> [TASK TO CARRY OUT]: List every line in this data where the string "위반하는" occurs.

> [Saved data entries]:
━━━━━━━━━━━━━━━━━━━━━━━━━━━━━━

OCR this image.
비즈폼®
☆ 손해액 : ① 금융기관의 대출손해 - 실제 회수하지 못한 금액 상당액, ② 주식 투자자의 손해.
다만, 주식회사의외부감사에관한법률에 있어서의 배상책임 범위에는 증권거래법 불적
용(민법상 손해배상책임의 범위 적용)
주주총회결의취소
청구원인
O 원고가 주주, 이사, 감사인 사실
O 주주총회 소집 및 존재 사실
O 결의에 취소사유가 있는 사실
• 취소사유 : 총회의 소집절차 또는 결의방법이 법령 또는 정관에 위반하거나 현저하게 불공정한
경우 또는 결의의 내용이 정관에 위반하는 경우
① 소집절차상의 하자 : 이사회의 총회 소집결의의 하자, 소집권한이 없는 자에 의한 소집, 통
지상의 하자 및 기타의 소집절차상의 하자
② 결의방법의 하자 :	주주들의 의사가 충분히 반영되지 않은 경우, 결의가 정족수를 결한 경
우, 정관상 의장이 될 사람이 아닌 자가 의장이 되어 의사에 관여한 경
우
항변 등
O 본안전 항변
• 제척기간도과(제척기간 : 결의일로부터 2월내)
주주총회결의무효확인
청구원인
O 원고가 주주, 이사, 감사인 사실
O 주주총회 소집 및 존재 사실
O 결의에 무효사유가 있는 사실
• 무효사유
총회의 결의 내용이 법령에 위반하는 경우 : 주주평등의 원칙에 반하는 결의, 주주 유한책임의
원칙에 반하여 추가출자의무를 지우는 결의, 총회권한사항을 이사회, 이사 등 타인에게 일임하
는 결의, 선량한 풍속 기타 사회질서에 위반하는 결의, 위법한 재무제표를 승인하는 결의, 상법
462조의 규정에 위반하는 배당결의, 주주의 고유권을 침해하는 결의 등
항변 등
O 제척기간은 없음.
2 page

━━━━━━━━━━━━━━━━━━━━━━━━━━━━━━

> [THE COMPLETED TASK]:
경우 또는 결의의 내용이 정관에 위반하는 경우
총회의 결의 내용이 법령에 위반하는 경우 : 주주평등의 원칙에 반하는 결의, 주주 유한책임의
는 결의, 선량한 풍속 기타 사회질서에 위반하는 결의, 위법한 재무제표를 승인하는 결의, 상법
462조의 규정에 위반하는 배당결의, 주주의 고유권을 침해하는 결의 등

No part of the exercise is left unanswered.